• _Short problem_
Reproduce every line in the listing that contains the word "title".
--- begin Records shown ---
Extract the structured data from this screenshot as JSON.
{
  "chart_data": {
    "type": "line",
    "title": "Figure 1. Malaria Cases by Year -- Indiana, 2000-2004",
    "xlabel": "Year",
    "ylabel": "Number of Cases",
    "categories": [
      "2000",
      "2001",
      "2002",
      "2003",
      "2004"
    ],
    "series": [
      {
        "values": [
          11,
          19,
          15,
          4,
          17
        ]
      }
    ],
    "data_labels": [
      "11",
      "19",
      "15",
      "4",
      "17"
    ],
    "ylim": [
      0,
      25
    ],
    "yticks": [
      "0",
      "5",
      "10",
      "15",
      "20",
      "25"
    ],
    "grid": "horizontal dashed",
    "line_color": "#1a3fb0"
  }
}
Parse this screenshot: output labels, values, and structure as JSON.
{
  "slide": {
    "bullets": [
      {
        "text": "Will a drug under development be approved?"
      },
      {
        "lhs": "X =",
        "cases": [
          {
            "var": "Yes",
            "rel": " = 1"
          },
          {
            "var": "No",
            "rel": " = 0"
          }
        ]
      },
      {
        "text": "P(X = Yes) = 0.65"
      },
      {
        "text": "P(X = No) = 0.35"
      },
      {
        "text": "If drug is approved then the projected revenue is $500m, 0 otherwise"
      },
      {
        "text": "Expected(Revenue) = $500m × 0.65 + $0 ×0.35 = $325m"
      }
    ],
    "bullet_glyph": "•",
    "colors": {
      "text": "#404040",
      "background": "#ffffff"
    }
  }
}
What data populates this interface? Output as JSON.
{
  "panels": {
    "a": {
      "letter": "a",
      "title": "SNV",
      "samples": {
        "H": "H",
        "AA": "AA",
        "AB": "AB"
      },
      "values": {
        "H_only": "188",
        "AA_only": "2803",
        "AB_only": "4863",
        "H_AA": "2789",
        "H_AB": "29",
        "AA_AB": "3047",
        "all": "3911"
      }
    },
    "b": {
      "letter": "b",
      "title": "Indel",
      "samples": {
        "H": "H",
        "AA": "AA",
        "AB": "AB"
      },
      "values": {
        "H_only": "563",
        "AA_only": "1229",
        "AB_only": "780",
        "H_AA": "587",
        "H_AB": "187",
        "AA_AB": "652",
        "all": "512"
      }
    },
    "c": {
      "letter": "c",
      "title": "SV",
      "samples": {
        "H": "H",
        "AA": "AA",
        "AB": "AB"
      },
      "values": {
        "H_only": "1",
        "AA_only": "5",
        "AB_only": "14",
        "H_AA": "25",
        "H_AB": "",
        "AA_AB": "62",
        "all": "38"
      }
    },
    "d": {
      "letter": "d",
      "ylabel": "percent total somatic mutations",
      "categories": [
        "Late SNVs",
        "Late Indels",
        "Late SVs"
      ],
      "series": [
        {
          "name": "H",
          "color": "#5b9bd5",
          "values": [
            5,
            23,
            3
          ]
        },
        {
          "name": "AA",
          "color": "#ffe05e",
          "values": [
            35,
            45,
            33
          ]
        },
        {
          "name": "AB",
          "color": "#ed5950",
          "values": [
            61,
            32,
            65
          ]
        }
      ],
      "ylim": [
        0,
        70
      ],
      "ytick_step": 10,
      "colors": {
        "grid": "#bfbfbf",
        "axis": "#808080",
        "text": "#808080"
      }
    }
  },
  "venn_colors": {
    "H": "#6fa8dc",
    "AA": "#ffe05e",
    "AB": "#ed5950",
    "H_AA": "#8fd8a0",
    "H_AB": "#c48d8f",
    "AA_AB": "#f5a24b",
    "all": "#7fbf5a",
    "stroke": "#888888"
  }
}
--- end Records shown ---
• _Solution for this task_
    "title": "Figure 1. Malaria Cases by Year -- Indiana, 2000-2004",
      "title": "SNV",
      "title": "Indel",
      "title": "SV",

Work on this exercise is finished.